━━ Input ━━

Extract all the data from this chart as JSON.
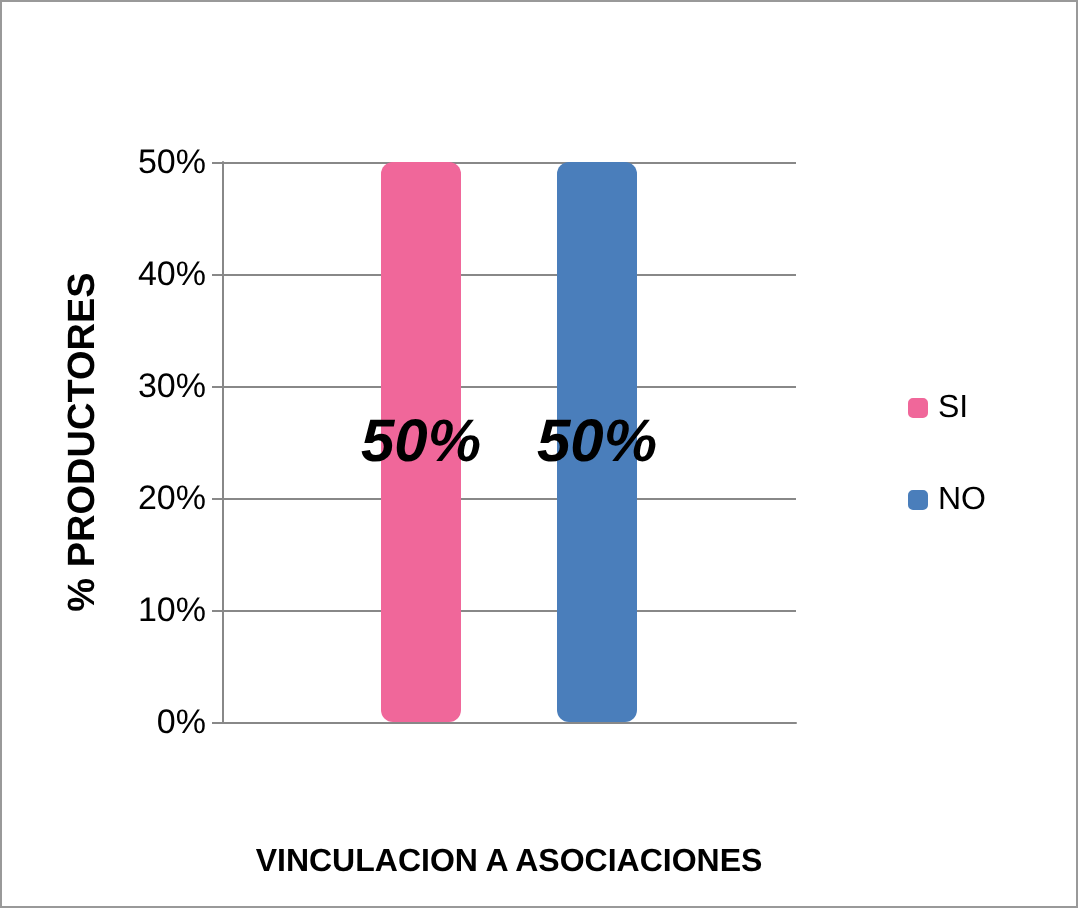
{
  "chart_data": {
    "type": "bar",
    "xlabel": "VINCULACION A ASOCIACIONES",
    "ylabel": "% PRODUCTORES",
    "categories": [
      null
    ],
    "series": [
      {
        "name": "SI",
        "color": "#f0679a",
        "values": [
          50
        ],
        "value_labels": [
          "50%"
        ]
      },
      {
        "name": "NO",
        "color": "#4a7ebb",
        "values": [
          50
        ],
        "value_labels": [
          "50%"
        ]
      }
    ],
    "ylim": [
      0,
      50
    ],
    "yticks": [
      {
        "value": 0,
        "label": "0%"
      },
      {
        "value": 10,
        "label": "10%"
      },
      {
        "value": 20,
        "label": "20%"
      },
      {
        "value": 30,
        "label": "30%"
      },
      {
        "value": 40,
        "label": "40%"
      },
      {
        "value": 50,
        "label": "50%"
      }
    ],
    "grid": "y",
    "legend": "right"
  }
}
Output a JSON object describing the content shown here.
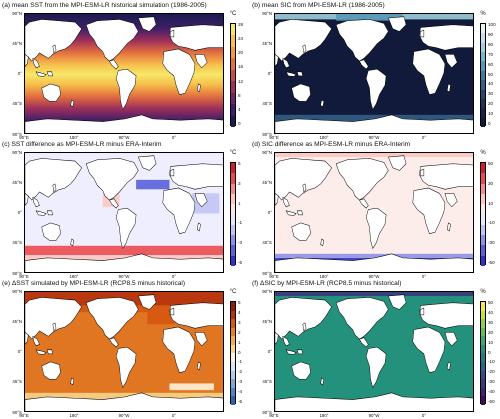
{
  "panels": [
    {
      "id": "a",
      "title": "(a) mean SST from the MPI-ESM-LR historical simulation (1986-2005)",
      "unit": "°C",
      "ticks": [
        "28",
        "24",
        "20",
        "16",
        "12",
        "8",
        "4",
        "0"
      ],
      "colors": [
        "#f6e86a",
        "#f7c04c",
        "#f09a3f",
        "#e3703f",
        "#c9484a",
        "#9e2f5b",
        "#6d2467",
        "#3f1f68",
        "#1a1c4e"
      ],
      "map": {
        "ocean": "sst",
        "land": "#ffffff"
      }
    },
    {
      "id": "b",
      "title": "(b) mean SIC from MPI-ESM-LR (1986-2005)",
      "unit": "%",
      "ticks": [
        "100",
        "90",
        "80",
        "70",
        "60",
        "50",
        "40",
        "30",
        "20",
        "10",
        "0"
      ],
      "colors": [
        "#e8f3f6",
        "#c4e1ea",
        "#9fcfdc",
        "#78b6cc",
        "#5997b7",
        "#41799f",
        "#335e86",
        "#29476d",
        "#213355",
        "#1b2444",
        "#131a35"
      ],
      "map": {
        "ocean": "#111a3a",
        "land": "#ffffff"
      }
    },
    {
      "id": "c",
      "title": "(c) SST difference as MPI-ESM-LR minus ERA-Interim",
      "unit": "°C",
      "ticks": [
        "5",
        "3",
        "1",
        "-1",
        "-3",
        "-5"
      ],
      "colors": [
        "#d11d29",
        "#ea4a4e",
        "#f58b88",
        "#fcc6c1",
        "#fbe6e4",
        "#e6e6fb",
        "#c2c4f4",
        "#8d91e9",
        "#5a5fdc",
        "#2c32c4"
      ],
      "map": {
        "ocean": "#eeeeff",
        "land": "#ffffff"
      }
    },
    {
      "id": "d",
      "title": "(d) SIC difference as MPI-ESM-LR minus ERA-Interim",
      "unit": "%",
      "ticks": [
        "50",
        "30",
        "10",
        "-10",
        "-30",
        "-50"
      ],
      "colors": [
        "#d11d29",
        "#ea4a4e",
        "#f58b88",
        "#fcc6c1",
        "#fcebe9",
        "#e8e8fc",
        "#c2c4f4",
        "#8d91e9",
        "#5a5fdc",
        "#2c32c4"
      ],
      "map": {
        "ocean": "#fcecea",
        "land": "#ffffff"
      }
    },
    {
      "id": "e",
      "title": "(e) ΔSST simulated by MPI-ESM-LR (RCP8.5 minus historical)",
      "unit": "°C",
      "ticks": [
        "5",
        "4",
        "3",
        "2",
        "1",
        "0",
        "-1",
        "-2",
        "-3",
        "-4",
        "-5"
      ],
      "colors": [
        "#8e1b10",
        "#b6320d",
        "#d7570f",
        "#e88124",
        "#f2ac4f",
        "#f8d58b",
        "#fdf3d8",
        "#dce6f3",
        "#aecce6",
        "#7aa9d4",
        "#4e86c1",
        "#2b63a8"
      ],
      "map": {
        "ocean": "#e07621",
        "land": "#ffffff"
      }
    },
    {
      "id": "f",
      "title": "(f) ΔSIC by MPI-ESM-LR (RCP8.5 minus historical)",
      "unit": "%",
      "ticks": [
        "50",
        "40",
        "30",
        "20",
        "10",
        "0",
        "-10",
        "-20",
        "-30",
        "-40",
        "-50"
      ],
      "colors": [
        "#f6e74a",
        "#c9dc43",
        "#96cc4b",
        "#64bb5a",
        "#3ea76b",
        "#27917a",
        "#247b83",
        "#2a6586",
        "#314f85",
        "#3a397c",
        "#40236a",
        "#3a0f55"
      ],
      "map": {
        "ocean": "#24917c",
        "land": "#ffffff"
      }
    }
  ],
  "lat_labels": [
    "90°N",
    "45°N",
    "0°",
    "45°S",
    "90°S"
  ],
  "lon_labels": [
    "90°E",
    "180°",
    "90°W",
    "0°"
  ]
}
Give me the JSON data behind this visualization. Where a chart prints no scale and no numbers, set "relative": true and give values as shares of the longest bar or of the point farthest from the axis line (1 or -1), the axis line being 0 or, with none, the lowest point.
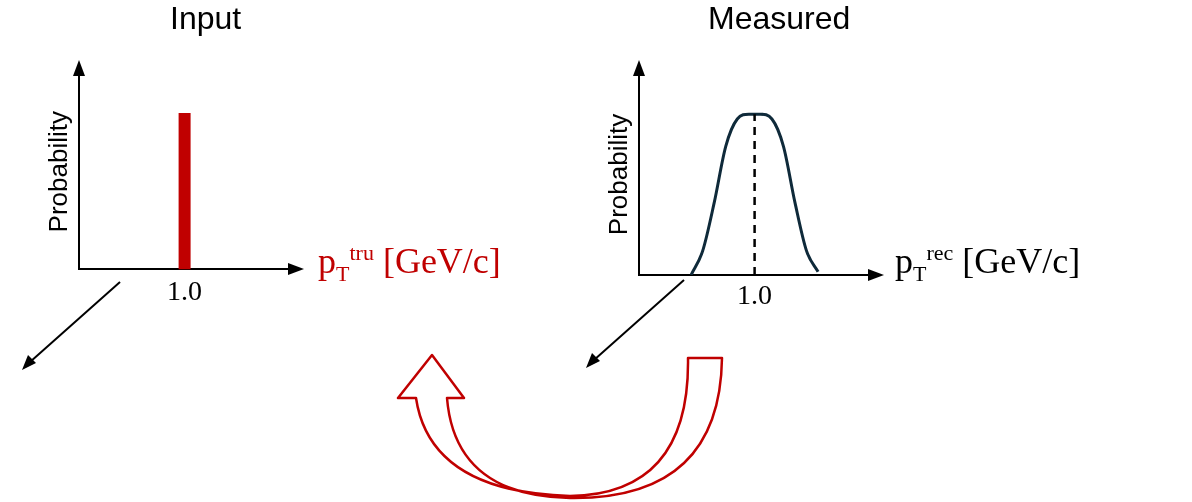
{
  "chart_data": [
    {
      "type": "bar",
      "title": "Input",
      "xlabel": "p$_{T}$$^{tru}$ [GeV/c]",
      "ylabel": "Probability",
      "relative": true,
      "categories": [
        "1.0"
      ],
      "series": [
        {
          "color": "#c00000",
          "values": [
            1
          ]
        }
      ],
      "grid": false,
      "legend": false,
      "tick_labels": "x"
    },
    {
      "type": "line",
      "title": "Measured",
      "xlabel": "p$_{T}$$^{rec}$ [GeV/c]",
      "ylabel": "Probability",
      "relative": true,
      "categories": [
        null,
        null,
        null,
        null,
        null,
        null,
        null,
        null,
        null,
        null,
        null,
        null,
        null,
        null,
        null,
        null,
        null,
        null,
        null,
        null
      ],
      "series": [
        {
          "color": "#0f2a3a",
          "values": [
            null,
            null,
            null,
            null,
            0,
            0.15,
            0.45,
            0.8,
            0.97,
            1,
            1,
            0.97,
            0.8,
            0.45,
            0.15,
            0.02,
            null,
            null,
            null,
            null
          ]
        }
      ],
      "annotations": [
        "1.0"
      ],
      "marker": "none",
      "line_style": "solid",
      "grid": false,
      "legend": false,
      "tick_labels": "x"
    }
  ]
}
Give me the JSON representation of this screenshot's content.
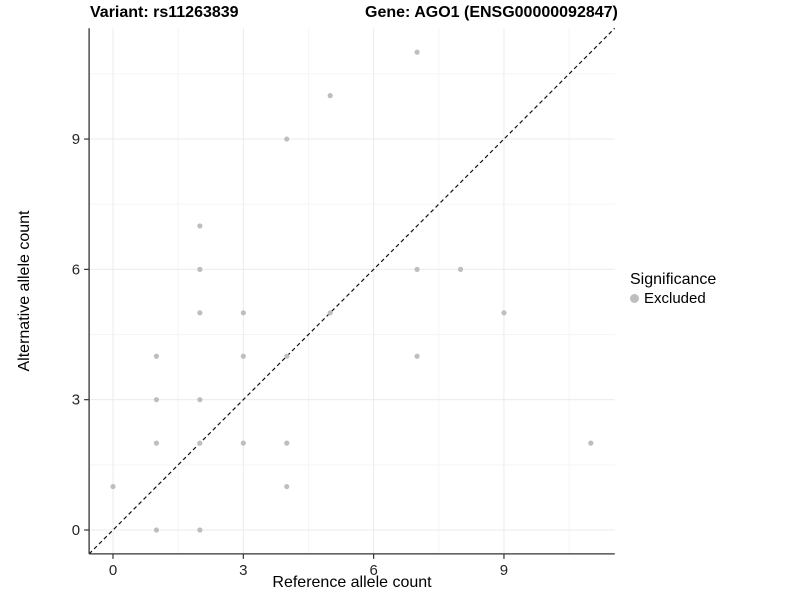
{
  "header": {
    "title_left": "Variant: rs11263839",
    "title_right": "Gene: AGO1 (ENSG00000092847)"
  },
  "legend": {
    "title": "Significance",
    "entries": [
      {
        "label": "Excluded",
        "color": "#bebebe"
      }
    ]
  },
  "chart_data": {
    "type": "scatter",
    "title": "Variant: rs11263839    Gene: AGO1 (ENSG00000092847)",
    "xlabel": "Reference allele count",
    "ylabel": "Alternative allele count",
    "x_ticks": [
      0,
      3,
      6,
      9
    ],
    "y_ticks": [
      0,
      3,
      6,
      9
    ],
    "x_minor": [
      1.5,
      4.5,
      7.5,
      10.5
    ],
    "y_minor": [
      1.5,
      4.5,
      7.5,
      10.5
    ],
    "xlim": [
      -0.55,
      11.55
    ],
    "ylim": [
      -0.55,
      11.55
    ],
    "grid": true,
    "legend_position": "right",
    "reference_line": {
      "type": "identity",
      "equation": "y = x",
      "style": "dashed",
      "color": "#111111"
    },
    "series": [
      {
        "name": "Excluded",
        "color": "#bebebe",
        "points": [
          [
            0,
            1
          ],
          [
            1,
            0
          ],
          [
            1,
            2
          ],
          [
            1,
            3
          ],
          [
            1,
            4
          ],
          [
            2,
            0
          ],
          [
            2,
            2
          ],
          [
            2,
            3
          ],
          [
            2,
            5
          ],
          [
            2,
            6
          ],
          [
            2,
            7
          ],
          [
            3,
            2
          ],
          [
            3,
            4
          ],
          [
            3,
            5
          ],
          [
            4,
            1
          ],
          [
            4,
            2
          ],
          [
            4,
            4
          ],
          [
            4,
            9
          ],
          [
            5,
            5
          ],
          [
            5,
            10
          ],
          [
            7,
            4
          ],
          [
            7,
            6
          ],
          [
            7,
            11
          ],
          [
            8,
            6
          ],
          [
            9,
            5
          ],
          [
            11,
            2
          ]
        ]
      }
    ],
    "colors": {
      "point": "#bebebe",
      "grid_major": "#ebebeb",
      "grid_minor": "#f5f5f5",
      "axis": "#333333",
      "tick_text": "#262626"
    }
  }
}
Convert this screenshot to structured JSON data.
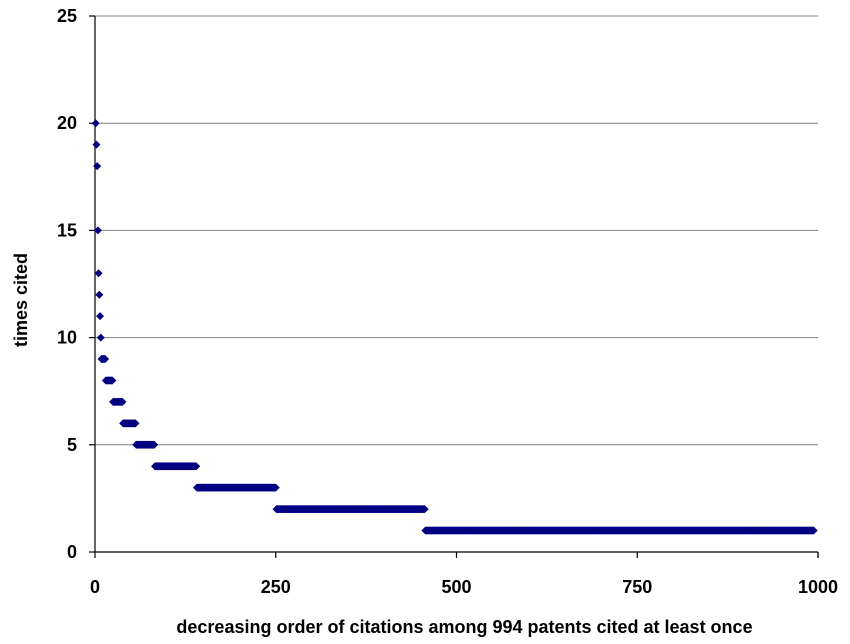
{
  "chart_data": {
    "type": "scatter",
    "title": "",
    "xlabel": "decreasing order of citations among 994 patents cited at least once",
    "ylabel": "times cited",
    "xlim": [
      0,
      1000
    ],
    "ylim": [
      0,
      25
    ],
    "x_ticks": [
      0,
      250,
      500,
      750,
      1000
    ],
    "y_ticks": [
      0,
      5,
      10,
      15,
      20,
      25
    ],
    "x_tick_labels": [
      "0",
      "250",
      "500",
      "750",
      "1000"
    ],
    "y_tick_labels": [
      "0",
      "5",
      "10",
      "15",
      "20",
      "25"
    ],
    "grid": "horizontal",
    "legend": "none",
    "colors": {
      "marker": "#000080",
      "grid": "#808080",
      "axis": "#000000"
    },
    "series": [
      {
        "marker": "diamond",
        "runs": [
          {
            "y": 20,
            "x_start": 1,
            "x_end": 1
          },
          {
            "y": 19,
            "x_start": 2,
            "x_end": 2
          },
          {
            "y": 18,
            "x_start": 3,
            "x_end": 3
          },
          {
            "y": 15,
            "x_start": 4,
            "x_end": 4
          },
          {
            "y": 13,
            "x_start": 5,
            "x_end": 5
          },
          {
            "y": 12,
            "x_start": 6,
            "x_end": 6
          },
          {
            "y": 11,
            "x_start": 7,
            "x_end": 7
          },
          {
            "y": 10,
            "x_start": 8,
            "x_end": 8
          },
          {
            "y": 9,
            "x_start": 9,
            "x_end": 14
          },
          {
            "y": 8,
            "x_start": 15,
            "x_end": 24
          },
          {
            "y": 7,
            "x_start": 25,
            "x_end": 38
          },
          {
            "y": 6,
            "x_start": 39,
            "x_end": 56
          },
          {
            "y": 5,
            "x_start": 57,
            "x_end": 82
          },
          {
            "y": 4,
            "x_start": 83,
            "x_end": 140
          },
          {
            "y": 3,
            "x_start": 141,
            "x_end": 250
          },
          {
            "y": 2,
            "x_start": 251,
            "x_end": 456
          },
          {
            "y": 1,
            "x_start": 457,
            "x_end": 994
          }
        ]
      }
    ]
  }
}
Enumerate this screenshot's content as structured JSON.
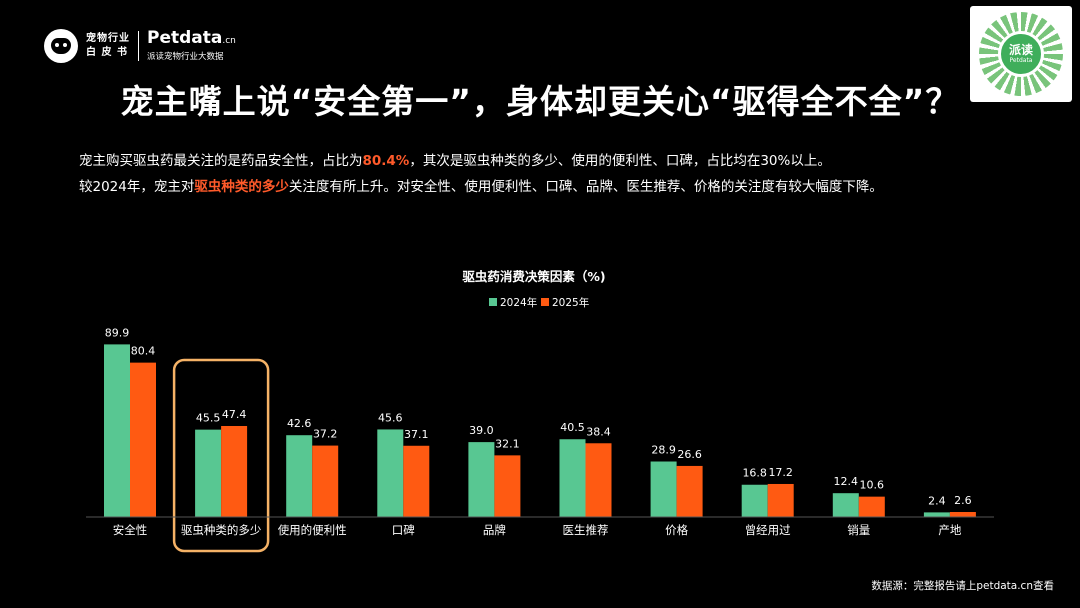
{
  "header": {
    "logo_line1": "宠物行业",
    "logo_line2": "白 皮 书",
    "brand_main": "Petdata",
    "brand_suffix": ".cn",
    "brand_sub": "派读宠物行业大数据",
    "qr_title": "派读",
    "qr_sub": "Petdata"
  },
  "headline": "宠主嘴上说“安全第一”，身体却更关心“驱得全不全”？",
  "description": {
    "line1_before": "宠主购买驱虫药最关注的是药品安全性，占比为",
    "line1_highlight": "80.4%",
    "line1_after": "，其次是驱虫种类的多少、使用的便利性、口碑，占比均在30%以上。",
    "line2_before": "较2024年，宠主对",
    "line2_highlight": "驱虫种类的多少",
    "line2_after": "关注度有所上升。对安全性、使用便利性、口碑、品牌、医生推荐、价格的关注度有较大幅度下降。"
  },
  "source": "数据源：完整报告请上petdata.cn查看",
  "colors": {
    "series_2024": "#58c792",
    "series_2025": "#ff5a12",
    "highlight_box": "#f5b266",
    "accent_text": "#ff5a2a"
  },
  "chart_data": {
    "type": "bar",
    "title": "驱虫药消费决策因素（%)",
    "categories": [
      "安全性",
      "驱虫种类的多少",
      "使用的便利性",
      "口碑",
      "品牌",
      "医生推荐",
      "价格",
      "曾经用过",
      "销量",
      "产地"
    ],
    "series": [
      {
        "name": "2024年",
        "values": [
          89.9,
          45.5,
          42.6,
          45.6,
          39.0,
          40.5,
          28.9,
          16.8,
          12.4,
          2.4
        ]
      },
      {
        "name": "2025年",
        "values": [
          80.4,
          47.4,
          37.2,
          37.1,
          32.1,
          38.4,
          26.6,
          17.2,
          10.6,
          2.6
        ]
      }
    ],
    "ylim": [
      0,
      100
    ],
    "grid": false,
    "legend_position": "top-center",
    "highlighted_category": "驱虫种类的多少"
  }
}
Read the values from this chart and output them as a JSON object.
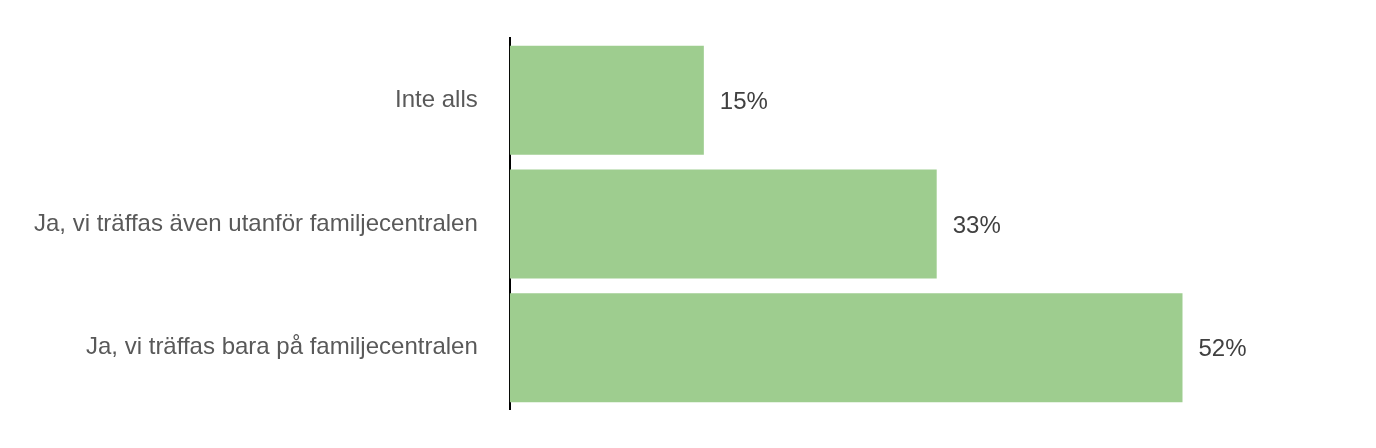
{
  "chart_data": {
    "type": "bar",
    "orientation": "horizontal",
    "categories": [
      "Inte alls",
      "Ja, vi träffas även utanför familjecentralen",
      "Ja, vi träffas bara på familjecentralen"
    ],
    "values": [
      15,
      33,
      52
    ],
    "value_labels": [
      "15%",
      "33%",
      "52%"
    ],
    "color": "#9ecd8f",
    "tick_labels": "y"
  }
}
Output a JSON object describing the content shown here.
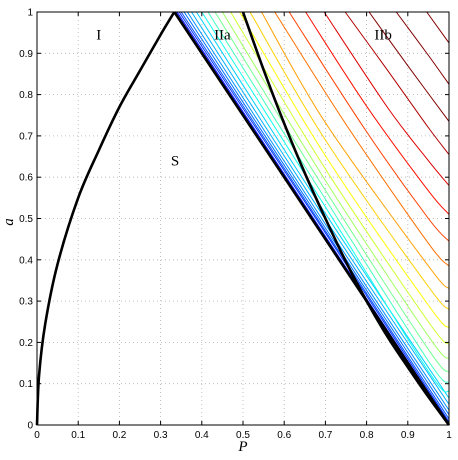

━━━

Exercise instructions: Filter the records, keeping only lines that contain "difference", and show those lines.

Answer for this exercise:
      "title": "(c) SST difference as MPI-ESM-LR minus ERA-Interim",
      "title": "(d) SIC difference as MPI-ESM-LR minus ERA-Interim",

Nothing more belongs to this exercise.